# Problem to solve:
Restate word for word every entry that appears below, skipping its pictures.

# Data for the task:
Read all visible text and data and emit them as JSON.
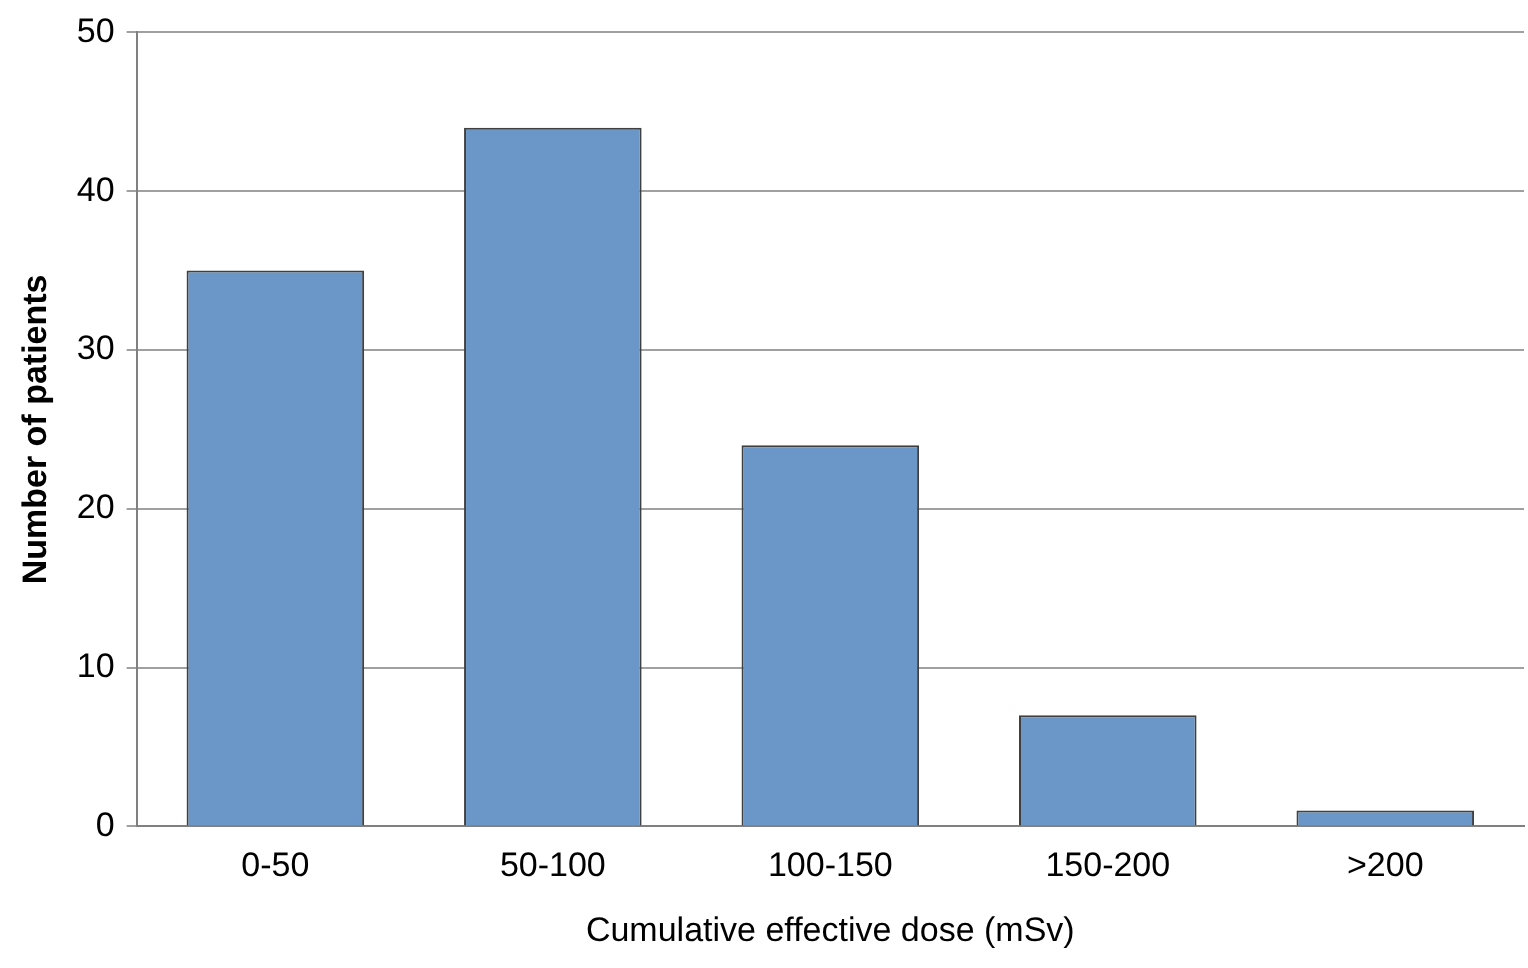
{
  "chart_data": {
    "type": "bar",
    "xlabel": "Cumulative effective dose (mSv)",
    "ylabel": "Number of patients",
    "categories": [
      "0-50",
      "50-100",
      "100-150",
      "150-200",
      ">200"
    ],
    "values": [
      35,
      44,
      24,
      7,
      1
    ],
    "color": "#6a96c8",
    "ylim": [
      0,
      50
    ],
    "yticks": [
      0,
      10,
      20,
      30,
      40,
      50
    ],
    "grid": "y"
  }
}
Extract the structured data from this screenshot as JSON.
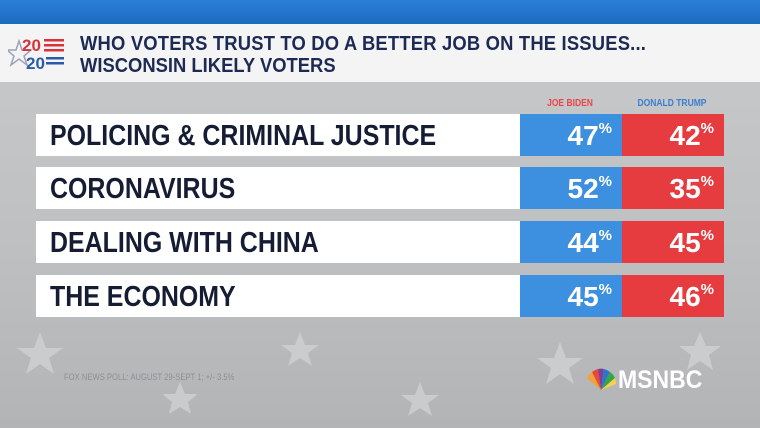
{
  "header": {
    "title": "WHO VOTERS TRUST TO DO A BETTER JOB ON THE ISSUES...",
    "subtitle": "WISCONSIN LIKELY VOTERS",
    "logo_text_top": "20",
    "logo_text_bottom": "20"
  },
  "colors": {
    "biden": "#3d8fe0",
    "trump": "#e63c3f",
    "biden_header": "#e8474a",
    "trump_header": "#3a7fd0",
    "topbar": "#1d6bc0"
  },
  "chart_data": {
    "type": "table",
    "columns": [
      "JOE BIDEN",
      "DONALD TRUMP"
    ],
    "rows": [
      {
        "label": "POLICING & CRIMINAL JUSTICE",
        "biden": 47,
        "trump": 42
      },
      {
        "label": "CORONAVIRUS",
        "biden": 52,
        "trump": 35
      },
      {
        "label": "DEALING WITH CHINA",
        "biden": 44,
        "trump": 45
      },
      {
        "label": "THE ECONOMY",
        "biden": 45,
        "trump": 46
      }
    ],
    "unit": "%"
  },
  "source": "FOX NEWS POLL: AUGUST 29-SEPT 1; +/- 3.5%",
  "network": "MSNBC"
}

# Your solution:
Read all visible text and data and emit them as JSON.
{
  "chart_data": {
    "type": "bar",
    "xlabel": "Cumulative effective dose (mSv)",
    "ylabel": "Number of patients",
    "categories": [
      "0-50",
      "50-100",
      "100-150",
      "150-200",
      ">200"
    ],
    "values": [
      35,
      44,
      24,
      7,
      1
    ],
    "color": "#6a96c8",
    "ylim": [
      0,
      50
    ],
    "yticks": [
      0,
      10,
      20,
      30,
      40,
      50
    ],
    "grid": "y"
  }
}
Extract the structured data from this screenshot as JSON.
{
  "header": {
    "title": "WHO VOTERS TRUST TO DO A BETTER JOB ON THE ISSUES...",
    "subtitle": "WISCONSIN LIKELY VOTERS",
    "logo_text_top": "20",
    "logo_text_bottom": "20"
  },
  "colors": {
    "biden": "#3d8fe0",
    "trump": "#e63c3f",
    "biden_header": "#e8474a",
    "trump_header": "#3a7fd0",
    "topbar": "#1d6bc0"
  },
  "chart_data": {
    "type": "table",
    "columns": [
      "JOE BIDEN",
      "DONALD TRUMP"
    ],
    "rows": [
      {
        "label": "POLICING & CRIMINAL JUSTICE",
        "biden": 47,
        "trump": 42
      },
      {
        "label": "CORONAVIRUS",
        "biden": 52,
        "trump": 35
      },
      {
        "label": "DEALING WITH CHINA",
        "biden": 44,
        "trump": 45
      },
      {
        "label": "THE ECONOMY",
        "biden": 45,
        "trump": 46
      }
    ],
    "unit": "%"
  },
  "source": "FOX NEWS POLL: AUGUST 29-SEPT 1; +/- 3.5%",
  "network": "MSNBC"
}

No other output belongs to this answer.